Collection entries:
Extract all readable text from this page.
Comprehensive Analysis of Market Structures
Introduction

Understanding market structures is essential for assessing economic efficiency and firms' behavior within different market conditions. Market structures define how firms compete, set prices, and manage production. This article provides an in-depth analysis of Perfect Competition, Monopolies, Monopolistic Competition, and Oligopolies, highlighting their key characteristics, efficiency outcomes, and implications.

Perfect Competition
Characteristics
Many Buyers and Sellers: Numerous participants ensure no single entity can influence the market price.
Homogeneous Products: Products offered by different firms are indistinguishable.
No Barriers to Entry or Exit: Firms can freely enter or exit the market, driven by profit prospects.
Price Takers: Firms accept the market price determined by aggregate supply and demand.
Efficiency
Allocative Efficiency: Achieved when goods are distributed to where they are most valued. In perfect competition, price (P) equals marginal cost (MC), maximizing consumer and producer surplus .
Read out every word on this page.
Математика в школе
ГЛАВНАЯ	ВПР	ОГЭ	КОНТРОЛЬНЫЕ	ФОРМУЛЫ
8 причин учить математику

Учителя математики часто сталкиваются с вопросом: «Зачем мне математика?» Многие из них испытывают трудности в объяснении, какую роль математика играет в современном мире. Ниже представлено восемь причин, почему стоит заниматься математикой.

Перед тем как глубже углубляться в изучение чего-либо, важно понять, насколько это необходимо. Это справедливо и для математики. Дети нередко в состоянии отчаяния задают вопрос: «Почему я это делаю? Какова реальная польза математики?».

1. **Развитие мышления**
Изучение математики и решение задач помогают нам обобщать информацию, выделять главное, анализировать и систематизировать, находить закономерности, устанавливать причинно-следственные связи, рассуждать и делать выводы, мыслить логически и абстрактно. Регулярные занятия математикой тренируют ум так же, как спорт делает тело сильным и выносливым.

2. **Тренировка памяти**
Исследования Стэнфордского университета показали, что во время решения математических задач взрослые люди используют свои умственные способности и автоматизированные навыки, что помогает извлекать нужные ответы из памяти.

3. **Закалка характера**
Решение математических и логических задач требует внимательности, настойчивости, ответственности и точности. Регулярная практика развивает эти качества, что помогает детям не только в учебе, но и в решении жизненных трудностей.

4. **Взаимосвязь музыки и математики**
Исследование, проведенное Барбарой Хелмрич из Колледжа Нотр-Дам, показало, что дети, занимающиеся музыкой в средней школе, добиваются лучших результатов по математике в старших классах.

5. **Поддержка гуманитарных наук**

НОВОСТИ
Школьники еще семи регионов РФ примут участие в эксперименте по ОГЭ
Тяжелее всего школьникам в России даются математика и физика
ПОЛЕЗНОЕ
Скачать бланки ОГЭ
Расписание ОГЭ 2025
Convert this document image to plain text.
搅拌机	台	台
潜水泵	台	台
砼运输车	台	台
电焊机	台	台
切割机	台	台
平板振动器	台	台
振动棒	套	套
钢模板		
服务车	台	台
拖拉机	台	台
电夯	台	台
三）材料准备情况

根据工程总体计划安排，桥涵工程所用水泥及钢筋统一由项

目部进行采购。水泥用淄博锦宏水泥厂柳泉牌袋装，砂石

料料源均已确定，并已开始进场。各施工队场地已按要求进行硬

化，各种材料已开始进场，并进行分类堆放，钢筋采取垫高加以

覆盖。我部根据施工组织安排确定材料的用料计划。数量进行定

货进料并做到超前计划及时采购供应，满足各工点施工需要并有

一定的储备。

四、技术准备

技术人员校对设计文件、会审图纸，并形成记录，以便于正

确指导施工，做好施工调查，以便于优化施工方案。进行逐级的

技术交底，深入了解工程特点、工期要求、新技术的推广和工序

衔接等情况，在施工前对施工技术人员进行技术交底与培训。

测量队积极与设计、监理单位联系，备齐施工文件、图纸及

> What to work on
Locate the line that contains "Convert this document image to plain text.". Repeat it and every line after it, up to and including the final line, exactly.

> Answer to this exercise
Convert this document image to plain text.
搅拌机	台	台
潜水泵	台	台
砼运输车	台	台
电焊机	台	台
切割机	台	台
平板振动器	台	台
振动棒	套	套
钢模板		
服务车	台	台
拖拉机	台	台
电夯	台	台
三）材料准备情况

根据工程总体计划安排，桥涵工程所用水泥及钢筋统一由项

目部进行采购。水泥用淄博锦宏水泥厂柳泉牌袋装，砂石

料料源均已确定，并已开始进场。各施工队场地已按要求进行硬

化，各种材料已开始进场，并进行分类堆放，钢筋采取垫高加以

覆盖。我部根据施工组织安排确定材料的用料计划。数量进行定

货进料并做到超前计划及时采购供应，满足各工点施工需要并有

一定的储备。

四、技术准备

技术人员校对设计文件、会审图纸，并形成记录，以便于正

确指导施工，做好施工调查，以便于优化施工方案。进行逐级的

技术交底，深入了解工程特点、工期要求、新技术的推广和工序

衔接等情况，在施工前对施工技术人员进行技术交底与培训。

测量队积极与设计、监理单位联系，备齐施工文件、图纸及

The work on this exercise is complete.